> Challenge
Identify each line containing the word "legend" and copy it.

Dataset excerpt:
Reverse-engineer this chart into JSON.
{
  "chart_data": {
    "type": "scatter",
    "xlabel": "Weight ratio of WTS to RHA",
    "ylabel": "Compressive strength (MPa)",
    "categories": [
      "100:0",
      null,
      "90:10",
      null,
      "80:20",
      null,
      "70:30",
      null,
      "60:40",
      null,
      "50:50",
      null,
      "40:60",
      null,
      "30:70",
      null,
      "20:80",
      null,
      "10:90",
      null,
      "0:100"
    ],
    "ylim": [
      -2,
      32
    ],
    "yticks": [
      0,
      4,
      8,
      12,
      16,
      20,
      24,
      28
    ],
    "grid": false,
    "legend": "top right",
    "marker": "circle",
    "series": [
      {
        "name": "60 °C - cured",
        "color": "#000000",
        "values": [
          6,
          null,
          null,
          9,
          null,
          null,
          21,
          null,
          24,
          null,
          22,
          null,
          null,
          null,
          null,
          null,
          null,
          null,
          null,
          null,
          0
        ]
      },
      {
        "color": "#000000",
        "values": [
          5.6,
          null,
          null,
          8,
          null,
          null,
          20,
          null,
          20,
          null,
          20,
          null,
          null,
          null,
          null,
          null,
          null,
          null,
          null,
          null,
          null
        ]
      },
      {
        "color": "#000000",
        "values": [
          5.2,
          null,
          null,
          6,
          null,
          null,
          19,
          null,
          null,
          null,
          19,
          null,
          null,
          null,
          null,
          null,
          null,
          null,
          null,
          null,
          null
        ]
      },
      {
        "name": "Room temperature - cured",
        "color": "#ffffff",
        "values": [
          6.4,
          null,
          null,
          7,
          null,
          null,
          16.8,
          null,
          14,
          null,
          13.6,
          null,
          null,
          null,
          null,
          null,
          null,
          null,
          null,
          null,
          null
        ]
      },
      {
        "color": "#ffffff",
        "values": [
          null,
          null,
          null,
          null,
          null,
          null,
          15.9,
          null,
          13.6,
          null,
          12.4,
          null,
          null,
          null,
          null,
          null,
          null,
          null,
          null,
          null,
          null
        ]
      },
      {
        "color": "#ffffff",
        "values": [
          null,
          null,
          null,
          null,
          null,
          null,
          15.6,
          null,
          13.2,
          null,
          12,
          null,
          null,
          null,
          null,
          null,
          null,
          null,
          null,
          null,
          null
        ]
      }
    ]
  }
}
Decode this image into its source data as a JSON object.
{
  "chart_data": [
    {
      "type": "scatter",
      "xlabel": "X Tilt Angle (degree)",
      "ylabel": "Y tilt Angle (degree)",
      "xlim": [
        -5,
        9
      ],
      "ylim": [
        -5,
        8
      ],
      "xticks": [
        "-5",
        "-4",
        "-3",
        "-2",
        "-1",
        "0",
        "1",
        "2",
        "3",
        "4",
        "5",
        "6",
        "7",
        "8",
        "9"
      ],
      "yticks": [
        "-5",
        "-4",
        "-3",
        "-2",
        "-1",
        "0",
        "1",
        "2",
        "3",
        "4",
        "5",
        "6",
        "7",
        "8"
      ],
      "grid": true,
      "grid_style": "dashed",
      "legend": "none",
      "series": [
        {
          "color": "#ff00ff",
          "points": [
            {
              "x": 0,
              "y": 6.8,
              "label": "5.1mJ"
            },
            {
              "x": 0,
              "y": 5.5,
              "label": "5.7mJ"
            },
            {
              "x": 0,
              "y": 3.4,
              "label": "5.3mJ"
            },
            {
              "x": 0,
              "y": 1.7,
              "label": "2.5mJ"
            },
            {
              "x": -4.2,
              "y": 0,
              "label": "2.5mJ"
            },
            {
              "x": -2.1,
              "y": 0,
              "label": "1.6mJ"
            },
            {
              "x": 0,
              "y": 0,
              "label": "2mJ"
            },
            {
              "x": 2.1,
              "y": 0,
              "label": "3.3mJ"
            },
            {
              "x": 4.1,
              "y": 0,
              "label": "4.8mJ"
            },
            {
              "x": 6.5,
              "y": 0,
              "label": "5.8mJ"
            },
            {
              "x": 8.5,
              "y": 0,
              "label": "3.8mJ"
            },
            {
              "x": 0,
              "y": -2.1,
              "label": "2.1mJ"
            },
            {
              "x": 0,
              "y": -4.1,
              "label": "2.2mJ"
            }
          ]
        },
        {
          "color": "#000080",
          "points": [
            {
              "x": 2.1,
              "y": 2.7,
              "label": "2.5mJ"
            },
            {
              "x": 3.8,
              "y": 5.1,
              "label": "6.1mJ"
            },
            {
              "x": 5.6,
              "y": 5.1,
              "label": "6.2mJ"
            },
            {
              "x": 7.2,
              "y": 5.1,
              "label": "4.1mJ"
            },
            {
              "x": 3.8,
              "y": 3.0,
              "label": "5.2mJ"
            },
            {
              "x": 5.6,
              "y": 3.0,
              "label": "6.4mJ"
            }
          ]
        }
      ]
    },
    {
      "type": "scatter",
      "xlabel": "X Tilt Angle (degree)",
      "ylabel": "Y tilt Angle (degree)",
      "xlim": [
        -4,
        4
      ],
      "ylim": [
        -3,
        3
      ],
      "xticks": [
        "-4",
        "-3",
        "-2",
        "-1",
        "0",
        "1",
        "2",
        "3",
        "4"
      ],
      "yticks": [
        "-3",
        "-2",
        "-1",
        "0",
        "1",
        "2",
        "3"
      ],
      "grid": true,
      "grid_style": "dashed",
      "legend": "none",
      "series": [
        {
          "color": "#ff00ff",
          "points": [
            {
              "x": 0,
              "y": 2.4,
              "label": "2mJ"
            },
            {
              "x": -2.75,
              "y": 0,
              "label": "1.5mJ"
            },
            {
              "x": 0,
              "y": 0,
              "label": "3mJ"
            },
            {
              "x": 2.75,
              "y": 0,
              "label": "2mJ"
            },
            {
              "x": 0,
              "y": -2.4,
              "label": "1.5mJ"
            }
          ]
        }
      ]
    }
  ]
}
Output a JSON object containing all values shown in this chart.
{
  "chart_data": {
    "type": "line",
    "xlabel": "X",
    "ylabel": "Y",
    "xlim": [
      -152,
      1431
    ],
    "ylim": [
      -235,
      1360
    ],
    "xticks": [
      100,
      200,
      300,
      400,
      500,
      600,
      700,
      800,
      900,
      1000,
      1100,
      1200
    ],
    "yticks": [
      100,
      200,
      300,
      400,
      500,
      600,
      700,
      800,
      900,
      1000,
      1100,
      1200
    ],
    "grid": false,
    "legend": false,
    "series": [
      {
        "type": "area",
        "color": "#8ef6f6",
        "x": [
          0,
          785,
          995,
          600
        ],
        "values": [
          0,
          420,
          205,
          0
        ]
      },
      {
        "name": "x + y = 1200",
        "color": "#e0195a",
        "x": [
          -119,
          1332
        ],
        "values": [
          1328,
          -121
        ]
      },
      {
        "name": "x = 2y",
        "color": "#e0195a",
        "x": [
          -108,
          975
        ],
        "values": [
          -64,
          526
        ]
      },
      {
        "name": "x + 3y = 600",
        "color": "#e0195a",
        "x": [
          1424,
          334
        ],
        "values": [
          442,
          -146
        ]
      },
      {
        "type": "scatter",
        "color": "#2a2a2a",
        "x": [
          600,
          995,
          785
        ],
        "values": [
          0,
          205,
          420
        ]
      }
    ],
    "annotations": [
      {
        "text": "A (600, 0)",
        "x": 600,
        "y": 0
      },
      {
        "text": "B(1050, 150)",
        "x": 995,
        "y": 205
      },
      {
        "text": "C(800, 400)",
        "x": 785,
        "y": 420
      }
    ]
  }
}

> Result below
    "legend": "top right",
      "legend": "none",
      "legend": "none",
    "legend": false,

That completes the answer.